Work to be completed:
Repeat each line exactly as it is written.

Data entries:
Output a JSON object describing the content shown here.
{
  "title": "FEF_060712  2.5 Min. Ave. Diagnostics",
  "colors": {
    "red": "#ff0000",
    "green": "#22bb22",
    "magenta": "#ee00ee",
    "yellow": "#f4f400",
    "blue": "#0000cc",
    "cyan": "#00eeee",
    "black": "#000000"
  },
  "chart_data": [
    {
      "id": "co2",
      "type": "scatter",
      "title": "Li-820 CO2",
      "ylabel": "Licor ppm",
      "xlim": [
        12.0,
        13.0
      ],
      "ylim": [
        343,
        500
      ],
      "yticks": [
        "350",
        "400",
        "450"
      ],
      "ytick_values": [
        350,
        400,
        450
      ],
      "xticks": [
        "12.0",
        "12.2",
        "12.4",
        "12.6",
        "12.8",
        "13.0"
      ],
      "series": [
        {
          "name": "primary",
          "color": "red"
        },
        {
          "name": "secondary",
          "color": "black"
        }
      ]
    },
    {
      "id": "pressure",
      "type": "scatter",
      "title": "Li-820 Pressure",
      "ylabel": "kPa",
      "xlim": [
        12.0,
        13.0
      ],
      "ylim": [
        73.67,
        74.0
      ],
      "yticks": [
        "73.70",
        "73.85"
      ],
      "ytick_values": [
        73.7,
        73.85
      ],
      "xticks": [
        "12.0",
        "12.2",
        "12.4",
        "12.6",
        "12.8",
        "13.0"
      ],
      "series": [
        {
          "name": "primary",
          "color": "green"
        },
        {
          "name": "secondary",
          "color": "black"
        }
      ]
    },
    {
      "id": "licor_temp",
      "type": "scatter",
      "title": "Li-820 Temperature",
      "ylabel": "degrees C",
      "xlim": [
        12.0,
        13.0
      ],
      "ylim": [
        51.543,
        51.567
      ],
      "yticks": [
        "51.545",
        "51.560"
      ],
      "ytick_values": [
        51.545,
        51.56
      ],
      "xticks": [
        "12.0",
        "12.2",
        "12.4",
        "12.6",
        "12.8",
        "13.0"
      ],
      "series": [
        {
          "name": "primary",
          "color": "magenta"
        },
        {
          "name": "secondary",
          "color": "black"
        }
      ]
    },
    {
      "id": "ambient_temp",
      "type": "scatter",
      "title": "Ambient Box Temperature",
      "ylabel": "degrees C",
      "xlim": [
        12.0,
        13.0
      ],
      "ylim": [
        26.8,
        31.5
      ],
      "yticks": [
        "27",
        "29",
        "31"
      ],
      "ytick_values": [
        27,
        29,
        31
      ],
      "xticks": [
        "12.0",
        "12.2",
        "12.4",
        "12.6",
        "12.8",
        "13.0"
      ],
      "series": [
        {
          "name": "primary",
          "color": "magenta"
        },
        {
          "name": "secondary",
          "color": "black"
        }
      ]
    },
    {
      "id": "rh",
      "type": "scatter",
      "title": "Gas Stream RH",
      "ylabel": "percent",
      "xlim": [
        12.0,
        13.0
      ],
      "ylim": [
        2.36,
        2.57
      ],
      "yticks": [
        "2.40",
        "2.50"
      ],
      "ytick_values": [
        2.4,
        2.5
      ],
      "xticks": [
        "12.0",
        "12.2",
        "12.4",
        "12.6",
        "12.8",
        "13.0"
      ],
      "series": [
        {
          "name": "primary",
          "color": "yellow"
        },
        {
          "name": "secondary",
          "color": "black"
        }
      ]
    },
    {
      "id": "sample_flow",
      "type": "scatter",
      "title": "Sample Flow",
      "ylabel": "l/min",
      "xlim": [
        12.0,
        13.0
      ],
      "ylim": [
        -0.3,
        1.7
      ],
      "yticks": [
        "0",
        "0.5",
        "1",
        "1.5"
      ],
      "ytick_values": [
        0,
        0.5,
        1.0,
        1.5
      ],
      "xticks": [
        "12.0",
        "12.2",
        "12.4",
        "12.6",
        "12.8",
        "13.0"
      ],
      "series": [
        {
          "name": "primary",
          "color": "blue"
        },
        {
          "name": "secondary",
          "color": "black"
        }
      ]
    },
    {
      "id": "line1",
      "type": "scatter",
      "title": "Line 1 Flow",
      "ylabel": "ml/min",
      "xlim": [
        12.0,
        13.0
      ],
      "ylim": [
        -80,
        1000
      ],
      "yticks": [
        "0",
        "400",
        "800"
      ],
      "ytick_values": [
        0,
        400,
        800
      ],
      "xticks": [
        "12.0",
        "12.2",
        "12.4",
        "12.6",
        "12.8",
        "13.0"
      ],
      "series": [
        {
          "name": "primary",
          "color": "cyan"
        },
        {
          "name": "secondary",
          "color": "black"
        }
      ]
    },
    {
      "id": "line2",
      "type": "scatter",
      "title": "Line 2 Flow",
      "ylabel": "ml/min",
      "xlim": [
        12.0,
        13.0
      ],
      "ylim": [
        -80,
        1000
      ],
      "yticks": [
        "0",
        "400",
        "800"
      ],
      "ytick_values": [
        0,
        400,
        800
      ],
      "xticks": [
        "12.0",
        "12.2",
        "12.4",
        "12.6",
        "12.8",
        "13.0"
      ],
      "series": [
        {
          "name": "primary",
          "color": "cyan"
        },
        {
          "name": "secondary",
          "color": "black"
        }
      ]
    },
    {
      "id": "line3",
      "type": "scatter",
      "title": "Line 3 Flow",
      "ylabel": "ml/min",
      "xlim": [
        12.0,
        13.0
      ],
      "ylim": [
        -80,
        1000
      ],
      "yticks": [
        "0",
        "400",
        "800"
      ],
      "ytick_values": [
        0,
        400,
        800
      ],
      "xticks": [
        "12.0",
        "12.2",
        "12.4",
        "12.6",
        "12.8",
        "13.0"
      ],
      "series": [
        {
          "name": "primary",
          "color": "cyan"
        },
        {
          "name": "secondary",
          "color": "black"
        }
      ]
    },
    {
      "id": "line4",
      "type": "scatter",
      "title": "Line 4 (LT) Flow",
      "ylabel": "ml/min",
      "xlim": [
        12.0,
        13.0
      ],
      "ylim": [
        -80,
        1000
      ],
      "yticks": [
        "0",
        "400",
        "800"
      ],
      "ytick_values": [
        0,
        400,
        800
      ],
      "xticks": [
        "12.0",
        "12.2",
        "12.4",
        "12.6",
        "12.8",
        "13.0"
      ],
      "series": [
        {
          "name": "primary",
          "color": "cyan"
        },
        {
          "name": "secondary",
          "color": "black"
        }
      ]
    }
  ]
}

Final result:
Output a JSON object describing the content shown here.
{
  "title": "FEF_060712  2.5 Min. Ave. Diagnostics",
  "colors": {
    "red": "#ff0000",
    "green": "#22bb22",
    "magenta": "#ee00ee",
    "yellow": "#f4f400",
    "blue": "#0000cc",
    "cyan": "#00eeee",
    "black": "#000000"
  },
  "chart_data": [
    {
      "id": "co2",
      "type": "scatter",
      "title": "Li-820 CO2",
      "ylabel": "Licor ppm",
      "xlim": [
        12.0,
        13.0
      ],
      "ylim": [
        343,
        500
      ],
      "yticks": [
        "350",
        "400",
        "450"
      ],
      "ytick_values": [
        350,
        400,
        450
      ],
      "xticks": [
        "12.0",
        "12.2",
        "12.4",
        "12.6",
        "12.8",
        "13.0"
      ],
      "series": [
        {
          "name": "primary",
          "color": "red"
        },
        {
          "name": "secondary",
          "color": "black"
        }
      ]
    },
    {
      "id": "pressure",
      "type": "scatter",
      "title": "Li-820 Pressure",
      "ylabel": "kPa",
      "xlim": [
        12.0,
        13.0
      ],
      "ylim": [
        73.67,
        74.0
      ],
      "yticks": [
        "73.70",
        "73.85"
      ],
      "ytick_values": [
        73.7,
        73.85
      ],
      "xticks": [
        "12.0",
        "12.2",
        "12.4",
        "12.6",
        "12.8",
        "13.0"
      ],
      "series": [
        {
          "name": "primary",
          "color": "green"
        },
        {
          "name": "secondary",
          "color": "black"
        }
      ]
    },
    {
      "id": "licor_temp",
      "type": "scatter",
      "title": "Li-820 Temperature",
      "ylabel": "degrees C",
      "xlim": [
        12.0,
        13.0
      ],
      "ylim": [
        51.543,
        51.567
      ],
      "yticks": [
        "51.545",
        "51.560"
      ],
      "ytick_values": [
        51.545,
        51.56
      ],
      "xticks": [
        "12.0",
        "12.2",
        "12.4",
        "12.6",
        "12.8",
        "13.0"
      ],
      "series": [
        {
          "name": "primary",
          "color": "magenta"
        },
        {
          "name": "secondary",
          "color": "black"
        }
      ]
    },
    {
      "id": "ambient_temp",
      "type": "scatter",
      "title": "Ambient Box Temperature",
      "ylabel": "degrees C",
      "xlim": [
        12.0,
        13.0
      ],
      "ylim": [
        26.8,
        31.5
      ],
      "yticks": [
        "27",
        "29",
        "31"
      ],
      "ytick_values": [
        27,
        29,
        31
      ],
      "xticks": [
        "12.0",
        "12.2",
        "12.4",
        "12.6",
        "12.8",
        "13.0"
      ],
      "series": [
        {
          "name": "primary",
          "color": "magenta"
        },
        {
          "name": "secondary",
          "color": "black"
        }
      ]
    },
    {
      "id": "rh",
      "type": "scatter",
      "title": "Gas Stream RH",
      "ylabel": "percent",
      "xlim": [
        12.0,
        13.0
      ],
      "ylim": [
        2.36,
        2.57
      ],
      "yticks": [
        "2.40",
        "2.50"
      ],
      "ytick_values": [
        2.4,
        2.5
      ],
      "xticks": [
        "12.0",
        "12.2",
        "12.4",
        "12.6",
        "12.8",
        "13.0"
      ],
      "series": [
        {
          "name": "primary",
          "color": "yellow"
        },
        {
          "name": "secondary",
          "color": "black"
        }
      ]
    },
    {
      "id": "sample_flow",
      "type": "scatter",
      "title": "Sample Flow",
      "ylabel": "l/min",
      "xlim": [
        12.0,
        13.0
      ],
      "ylim": [
        -0.3,
        1.7
      ],
      "yticks": [
        "0",
        "0.5",
        "1",
        "1.5"
      ],
      "ytick_values": [
        0,
        0.5,
        1.0,
        1.5
      ],
      "xticks": [
        "12.0",
        "12.2",
        "12.4",
        "12.6",
        "12.8",
        "13.0"
      ],
      "series": [
        {
          "name": "primary",
          "color": "blue"
        },
        {
          "name": "secondary",
          "color": "black"
        }
      ]
    },
    {
      "id": "line1",
      "type": "scatter",
      "title": "Line 1 Flow",
      "ylabel": "ml/min",
      "xlim": [
        12.0,
        13.0
      ],
      "ylim": [
        -80,
        1000
      ],
      "yticks": [
        "0",
        "400",
        "800"
      ],
      "ytick_values": [
        0,
        400,
        800
      ],
      "xticks": [
        "12.0",
        "12.2",
        "12.4",
        "12.6",
        "12.8",
        "13.0"
      ],
      "series": [
        {
          "name": "primary",
          "color": "cyan"
        },
        {
          "name": "secondary",
          "color": "black"
        }
      ]
    },
    {
      "id": "line2",
      "type": "scatter",
      "title": "Line 2 Flow",
      "ylabel": "ml/min",
      "xlim": [
        12.0,
        13.0
      ],
      "ylim": [
        -80,
        1000
      ],
      "yticks": [
        "0",
        "400",
        "800"
      ],
      "ytick_values": [
        0,
        400,
        800
      ],
      "xticks": [
        "12.0",
        "12.2",
        "12.4",
        "12.6",
        "12.8",
        "13.0"
      ],
      "series": [
        {
          "name": "primary",
          "color": "cyan"
        },
        {
          "name": "secondary",
          "color": "black"
        }
      ]
    },
    {
      "id": "line3",
      "type": "scatter",
      "title": "Line 3 Flow",
      "ylabel": "ml/min",
      "xlim": [
        12.0,
        13.0
      ],
      "ylim": [
        -80,
        1000
      ],
      "yticks": [
        "0",
        "400",
        "800"
      ],
      "ytick_values": [
        0,
        400,
        800
      ],
      "xticks": [
        "12.0",
        "12.2",
        "12.4",
        "12.6",
        "12.8",
        "13.0"
      ],
      "series": [
        {
          "name": "primary",
          "color": "cyan"
        },
        {
          "name": "secondary",
          "color": "black"
        }
      ]
    },
    {
      "id": "line4",
      "type": "scatter",
      "title": "Line 4 (LT) Flow",
      "ylabel": "ml/min",
      "xlim": [
        12.0,
        13.0
      ],
      "ylim": [
        -80,
        1000
      ],
      "yticks": [
        "0",
        "400",
        "800"
      ],
      "ytick_values": [
        0,
        400,
        800
      ],
      "xticks": [
        "12.0",
        "12.2",
        "12.4",
        "12.6",
        "12.8",
        "13.0"
      ],
      "series": [
        {
          "name": "primary",
          "color": "cyan"
        },
        {
          "name": "secondary",
          "color": "black"
        }
      ]
    }
  ]
}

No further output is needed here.